> Given request
Which lines contain the word "reviews"? Return each of them as written.

> Given records
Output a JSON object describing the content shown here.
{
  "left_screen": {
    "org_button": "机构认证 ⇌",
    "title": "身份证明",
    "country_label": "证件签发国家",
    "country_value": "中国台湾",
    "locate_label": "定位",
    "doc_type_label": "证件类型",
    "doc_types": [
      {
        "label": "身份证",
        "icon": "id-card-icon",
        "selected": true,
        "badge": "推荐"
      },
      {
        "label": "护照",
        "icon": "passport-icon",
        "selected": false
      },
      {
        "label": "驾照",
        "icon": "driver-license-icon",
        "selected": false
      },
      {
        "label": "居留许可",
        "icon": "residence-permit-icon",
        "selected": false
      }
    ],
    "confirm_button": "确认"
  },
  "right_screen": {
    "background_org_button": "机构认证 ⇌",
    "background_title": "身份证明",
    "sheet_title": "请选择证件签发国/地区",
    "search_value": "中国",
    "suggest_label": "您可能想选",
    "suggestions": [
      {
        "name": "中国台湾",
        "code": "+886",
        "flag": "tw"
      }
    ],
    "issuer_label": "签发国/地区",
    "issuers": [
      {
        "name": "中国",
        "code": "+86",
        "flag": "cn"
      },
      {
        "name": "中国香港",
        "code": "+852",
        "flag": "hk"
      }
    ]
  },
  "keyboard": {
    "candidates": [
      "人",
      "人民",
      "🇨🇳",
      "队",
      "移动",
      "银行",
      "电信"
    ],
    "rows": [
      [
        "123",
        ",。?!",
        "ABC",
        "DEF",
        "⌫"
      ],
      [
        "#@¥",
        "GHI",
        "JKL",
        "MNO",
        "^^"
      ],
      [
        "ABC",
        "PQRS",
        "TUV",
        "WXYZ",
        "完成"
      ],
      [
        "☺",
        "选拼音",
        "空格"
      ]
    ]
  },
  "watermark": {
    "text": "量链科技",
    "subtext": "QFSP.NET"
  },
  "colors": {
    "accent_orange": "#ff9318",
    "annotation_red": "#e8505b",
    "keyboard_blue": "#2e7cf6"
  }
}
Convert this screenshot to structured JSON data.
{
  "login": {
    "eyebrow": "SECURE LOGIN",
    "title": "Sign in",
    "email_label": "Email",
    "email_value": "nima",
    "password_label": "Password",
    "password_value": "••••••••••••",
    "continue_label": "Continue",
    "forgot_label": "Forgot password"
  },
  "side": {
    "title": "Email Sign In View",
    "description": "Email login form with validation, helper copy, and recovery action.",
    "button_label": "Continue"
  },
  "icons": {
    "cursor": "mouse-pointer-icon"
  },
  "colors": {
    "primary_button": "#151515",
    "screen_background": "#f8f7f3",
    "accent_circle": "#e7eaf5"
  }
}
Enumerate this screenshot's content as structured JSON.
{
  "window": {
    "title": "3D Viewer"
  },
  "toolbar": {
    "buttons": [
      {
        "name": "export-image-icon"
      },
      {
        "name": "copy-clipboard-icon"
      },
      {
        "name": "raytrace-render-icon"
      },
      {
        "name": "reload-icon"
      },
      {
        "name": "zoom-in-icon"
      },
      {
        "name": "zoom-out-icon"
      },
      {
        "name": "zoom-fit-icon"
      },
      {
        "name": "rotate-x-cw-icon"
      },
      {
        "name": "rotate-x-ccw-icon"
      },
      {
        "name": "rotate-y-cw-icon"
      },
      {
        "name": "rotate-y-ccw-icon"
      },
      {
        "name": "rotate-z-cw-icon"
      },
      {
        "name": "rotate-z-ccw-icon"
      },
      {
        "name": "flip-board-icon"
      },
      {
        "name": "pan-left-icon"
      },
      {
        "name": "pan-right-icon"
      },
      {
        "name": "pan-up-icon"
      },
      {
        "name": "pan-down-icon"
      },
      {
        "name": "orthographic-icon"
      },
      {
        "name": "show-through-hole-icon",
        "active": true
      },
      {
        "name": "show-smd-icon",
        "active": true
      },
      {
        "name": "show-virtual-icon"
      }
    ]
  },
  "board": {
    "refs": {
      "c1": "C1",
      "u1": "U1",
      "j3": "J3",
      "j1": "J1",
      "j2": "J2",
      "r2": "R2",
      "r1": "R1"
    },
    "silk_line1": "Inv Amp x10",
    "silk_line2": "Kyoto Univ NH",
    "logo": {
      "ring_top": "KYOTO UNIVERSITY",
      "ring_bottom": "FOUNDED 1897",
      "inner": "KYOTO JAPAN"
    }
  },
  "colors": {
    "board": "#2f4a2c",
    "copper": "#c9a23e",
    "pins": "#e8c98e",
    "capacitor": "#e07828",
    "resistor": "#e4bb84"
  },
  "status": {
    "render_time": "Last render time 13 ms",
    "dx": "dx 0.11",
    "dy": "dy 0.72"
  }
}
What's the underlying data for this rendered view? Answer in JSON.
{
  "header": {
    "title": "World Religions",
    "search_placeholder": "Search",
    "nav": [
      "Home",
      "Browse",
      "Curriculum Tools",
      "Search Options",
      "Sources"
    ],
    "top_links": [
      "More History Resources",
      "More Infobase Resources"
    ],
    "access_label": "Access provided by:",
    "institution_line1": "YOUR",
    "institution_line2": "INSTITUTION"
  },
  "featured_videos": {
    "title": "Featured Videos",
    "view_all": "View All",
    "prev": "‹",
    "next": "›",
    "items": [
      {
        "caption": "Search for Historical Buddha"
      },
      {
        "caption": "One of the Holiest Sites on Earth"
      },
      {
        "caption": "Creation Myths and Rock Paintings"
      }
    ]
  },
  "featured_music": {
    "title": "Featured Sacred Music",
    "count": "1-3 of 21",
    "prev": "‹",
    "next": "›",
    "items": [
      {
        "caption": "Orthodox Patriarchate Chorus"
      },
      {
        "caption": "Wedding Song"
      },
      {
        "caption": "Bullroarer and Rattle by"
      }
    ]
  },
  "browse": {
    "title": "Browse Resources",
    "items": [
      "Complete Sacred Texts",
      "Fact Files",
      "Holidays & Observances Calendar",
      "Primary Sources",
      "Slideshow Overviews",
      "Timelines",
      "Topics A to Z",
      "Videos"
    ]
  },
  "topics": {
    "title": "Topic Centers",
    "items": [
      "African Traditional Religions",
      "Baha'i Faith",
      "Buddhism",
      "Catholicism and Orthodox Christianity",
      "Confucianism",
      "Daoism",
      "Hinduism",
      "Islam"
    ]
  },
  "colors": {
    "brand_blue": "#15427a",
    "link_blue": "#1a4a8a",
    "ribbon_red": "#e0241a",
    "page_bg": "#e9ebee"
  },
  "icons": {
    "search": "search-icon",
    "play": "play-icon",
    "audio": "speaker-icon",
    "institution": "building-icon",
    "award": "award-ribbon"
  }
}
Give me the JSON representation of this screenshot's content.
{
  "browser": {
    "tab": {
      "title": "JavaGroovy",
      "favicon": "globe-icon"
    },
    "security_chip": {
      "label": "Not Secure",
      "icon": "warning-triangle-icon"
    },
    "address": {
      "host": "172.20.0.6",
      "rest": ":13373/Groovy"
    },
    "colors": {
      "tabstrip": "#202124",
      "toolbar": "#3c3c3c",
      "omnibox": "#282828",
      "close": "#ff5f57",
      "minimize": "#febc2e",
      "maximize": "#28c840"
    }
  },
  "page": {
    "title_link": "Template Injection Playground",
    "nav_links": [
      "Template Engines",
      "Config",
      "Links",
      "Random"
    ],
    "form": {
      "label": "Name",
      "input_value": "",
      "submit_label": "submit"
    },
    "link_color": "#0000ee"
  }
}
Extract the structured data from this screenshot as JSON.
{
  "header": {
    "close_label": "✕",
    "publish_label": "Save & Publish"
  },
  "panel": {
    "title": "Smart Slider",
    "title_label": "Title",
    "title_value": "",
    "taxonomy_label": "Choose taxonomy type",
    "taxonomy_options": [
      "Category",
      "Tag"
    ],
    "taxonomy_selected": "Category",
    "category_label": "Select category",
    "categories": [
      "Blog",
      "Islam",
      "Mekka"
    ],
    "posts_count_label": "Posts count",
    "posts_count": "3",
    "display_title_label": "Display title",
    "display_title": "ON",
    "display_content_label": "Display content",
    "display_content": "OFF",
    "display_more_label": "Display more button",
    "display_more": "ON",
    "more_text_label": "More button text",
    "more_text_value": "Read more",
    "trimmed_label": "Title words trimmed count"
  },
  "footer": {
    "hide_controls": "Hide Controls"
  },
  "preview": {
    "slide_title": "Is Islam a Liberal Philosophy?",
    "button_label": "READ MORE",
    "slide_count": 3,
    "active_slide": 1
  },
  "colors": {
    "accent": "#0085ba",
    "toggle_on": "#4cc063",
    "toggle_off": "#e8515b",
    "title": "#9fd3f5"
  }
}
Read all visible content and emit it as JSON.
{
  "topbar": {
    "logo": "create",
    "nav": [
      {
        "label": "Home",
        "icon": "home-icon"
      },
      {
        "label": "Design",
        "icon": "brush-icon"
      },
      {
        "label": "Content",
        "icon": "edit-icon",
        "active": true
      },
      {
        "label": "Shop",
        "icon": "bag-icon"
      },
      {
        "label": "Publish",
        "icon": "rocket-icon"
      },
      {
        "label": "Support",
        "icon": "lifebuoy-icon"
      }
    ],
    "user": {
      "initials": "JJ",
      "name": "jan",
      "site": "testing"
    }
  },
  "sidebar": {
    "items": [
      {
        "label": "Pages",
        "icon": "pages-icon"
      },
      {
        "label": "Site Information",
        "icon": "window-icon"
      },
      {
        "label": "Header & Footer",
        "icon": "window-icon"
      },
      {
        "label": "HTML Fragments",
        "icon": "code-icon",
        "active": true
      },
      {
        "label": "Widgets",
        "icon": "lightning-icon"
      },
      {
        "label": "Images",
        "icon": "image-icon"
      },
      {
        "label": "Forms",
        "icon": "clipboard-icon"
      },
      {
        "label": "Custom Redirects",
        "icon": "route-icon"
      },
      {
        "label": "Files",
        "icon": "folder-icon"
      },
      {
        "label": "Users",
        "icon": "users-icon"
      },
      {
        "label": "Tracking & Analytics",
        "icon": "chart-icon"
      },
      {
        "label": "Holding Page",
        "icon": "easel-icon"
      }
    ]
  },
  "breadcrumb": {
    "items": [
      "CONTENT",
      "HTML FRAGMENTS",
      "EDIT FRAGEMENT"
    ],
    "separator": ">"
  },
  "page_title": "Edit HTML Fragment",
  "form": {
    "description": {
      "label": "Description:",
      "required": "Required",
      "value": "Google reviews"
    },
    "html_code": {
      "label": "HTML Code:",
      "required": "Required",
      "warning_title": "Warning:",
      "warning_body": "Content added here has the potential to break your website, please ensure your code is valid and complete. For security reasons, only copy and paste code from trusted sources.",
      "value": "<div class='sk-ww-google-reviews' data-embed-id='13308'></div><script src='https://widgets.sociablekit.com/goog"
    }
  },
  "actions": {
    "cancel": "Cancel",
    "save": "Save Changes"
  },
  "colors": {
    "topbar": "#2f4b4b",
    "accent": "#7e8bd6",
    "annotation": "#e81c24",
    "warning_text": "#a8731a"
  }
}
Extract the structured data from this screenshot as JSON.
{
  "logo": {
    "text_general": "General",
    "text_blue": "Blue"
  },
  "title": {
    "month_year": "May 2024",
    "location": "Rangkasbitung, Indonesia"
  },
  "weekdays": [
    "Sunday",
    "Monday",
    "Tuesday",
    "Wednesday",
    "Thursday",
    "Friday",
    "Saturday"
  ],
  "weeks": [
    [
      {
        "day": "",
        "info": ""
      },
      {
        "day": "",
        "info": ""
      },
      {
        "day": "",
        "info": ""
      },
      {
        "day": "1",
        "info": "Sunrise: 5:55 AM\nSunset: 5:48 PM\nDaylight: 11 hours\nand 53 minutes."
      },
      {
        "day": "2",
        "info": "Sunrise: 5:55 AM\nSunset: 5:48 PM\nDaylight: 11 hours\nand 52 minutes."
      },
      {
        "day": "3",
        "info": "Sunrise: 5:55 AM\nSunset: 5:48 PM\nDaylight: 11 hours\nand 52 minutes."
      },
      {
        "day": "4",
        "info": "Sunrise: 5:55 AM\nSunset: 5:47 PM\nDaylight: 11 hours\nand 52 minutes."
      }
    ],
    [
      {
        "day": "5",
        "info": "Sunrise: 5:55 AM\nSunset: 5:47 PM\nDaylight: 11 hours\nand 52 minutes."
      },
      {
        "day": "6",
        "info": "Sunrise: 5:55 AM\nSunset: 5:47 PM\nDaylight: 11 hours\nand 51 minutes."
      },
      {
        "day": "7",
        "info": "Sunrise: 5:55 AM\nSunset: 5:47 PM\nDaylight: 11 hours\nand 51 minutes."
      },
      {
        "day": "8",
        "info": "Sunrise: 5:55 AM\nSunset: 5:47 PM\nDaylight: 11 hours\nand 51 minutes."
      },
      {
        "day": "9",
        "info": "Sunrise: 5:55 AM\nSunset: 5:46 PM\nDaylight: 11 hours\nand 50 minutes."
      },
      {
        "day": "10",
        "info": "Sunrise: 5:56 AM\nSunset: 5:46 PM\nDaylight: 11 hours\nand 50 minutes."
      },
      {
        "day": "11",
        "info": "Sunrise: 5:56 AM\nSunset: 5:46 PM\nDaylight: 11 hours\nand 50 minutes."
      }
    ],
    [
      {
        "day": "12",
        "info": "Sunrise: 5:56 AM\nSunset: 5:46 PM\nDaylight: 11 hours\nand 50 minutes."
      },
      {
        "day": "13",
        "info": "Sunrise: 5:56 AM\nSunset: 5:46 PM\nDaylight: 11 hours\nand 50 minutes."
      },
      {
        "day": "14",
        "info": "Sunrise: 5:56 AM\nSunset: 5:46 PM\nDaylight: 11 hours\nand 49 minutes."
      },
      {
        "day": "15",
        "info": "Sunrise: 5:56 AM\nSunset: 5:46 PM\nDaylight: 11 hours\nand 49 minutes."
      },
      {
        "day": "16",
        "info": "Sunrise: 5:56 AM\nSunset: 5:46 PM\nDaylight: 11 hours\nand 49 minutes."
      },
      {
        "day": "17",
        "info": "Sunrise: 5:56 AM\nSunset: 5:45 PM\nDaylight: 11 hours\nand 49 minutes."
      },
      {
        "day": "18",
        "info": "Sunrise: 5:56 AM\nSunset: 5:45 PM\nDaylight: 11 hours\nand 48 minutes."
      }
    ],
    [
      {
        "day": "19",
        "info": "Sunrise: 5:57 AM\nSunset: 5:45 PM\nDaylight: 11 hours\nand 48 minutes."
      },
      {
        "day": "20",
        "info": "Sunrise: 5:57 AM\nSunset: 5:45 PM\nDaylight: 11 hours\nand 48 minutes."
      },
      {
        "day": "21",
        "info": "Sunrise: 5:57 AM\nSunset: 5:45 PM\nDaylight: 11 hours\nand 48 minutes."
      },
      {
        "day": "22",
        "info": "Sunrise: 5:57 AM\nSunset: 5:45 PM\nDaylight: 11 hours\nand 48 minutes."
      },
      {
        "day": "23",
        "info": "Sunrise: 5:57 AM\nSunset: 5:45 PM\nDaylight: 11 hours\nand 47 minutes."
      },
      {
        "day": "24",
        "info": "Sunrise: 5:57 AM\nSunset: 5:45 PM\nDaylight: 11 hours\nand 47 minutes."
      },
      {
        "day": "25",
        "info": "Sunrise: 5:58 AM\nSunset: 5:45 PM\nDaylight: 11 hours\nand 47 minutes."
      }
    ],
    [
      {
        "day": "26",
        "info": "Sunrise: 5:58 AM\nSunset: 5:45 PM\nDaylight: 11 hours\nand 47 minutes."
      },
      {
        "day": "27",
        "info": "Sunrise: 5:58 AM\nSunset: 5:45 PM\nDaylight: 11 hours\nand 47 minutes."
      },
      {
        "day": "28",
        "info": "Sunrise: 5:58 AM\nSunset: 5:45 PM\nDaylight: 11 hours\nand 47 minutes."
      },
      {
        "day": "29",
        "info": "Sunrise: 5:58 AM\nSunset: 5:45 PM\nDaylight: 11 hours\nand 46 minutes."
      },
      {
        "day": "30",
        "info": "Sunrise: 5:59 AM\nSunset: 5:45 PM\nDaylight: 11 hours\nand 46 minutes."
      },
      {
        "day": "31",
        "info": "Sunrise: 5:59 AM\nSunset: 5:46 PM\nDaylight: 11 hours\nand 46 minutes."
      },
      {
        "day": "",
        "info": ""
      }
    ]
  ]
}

> The answer
      "value": "Google reviews"
      "value": "<div class='sk-ww-google-reviews' data-embed-id='13308'></div><script src='https://widgets.sociablekit.com/goog"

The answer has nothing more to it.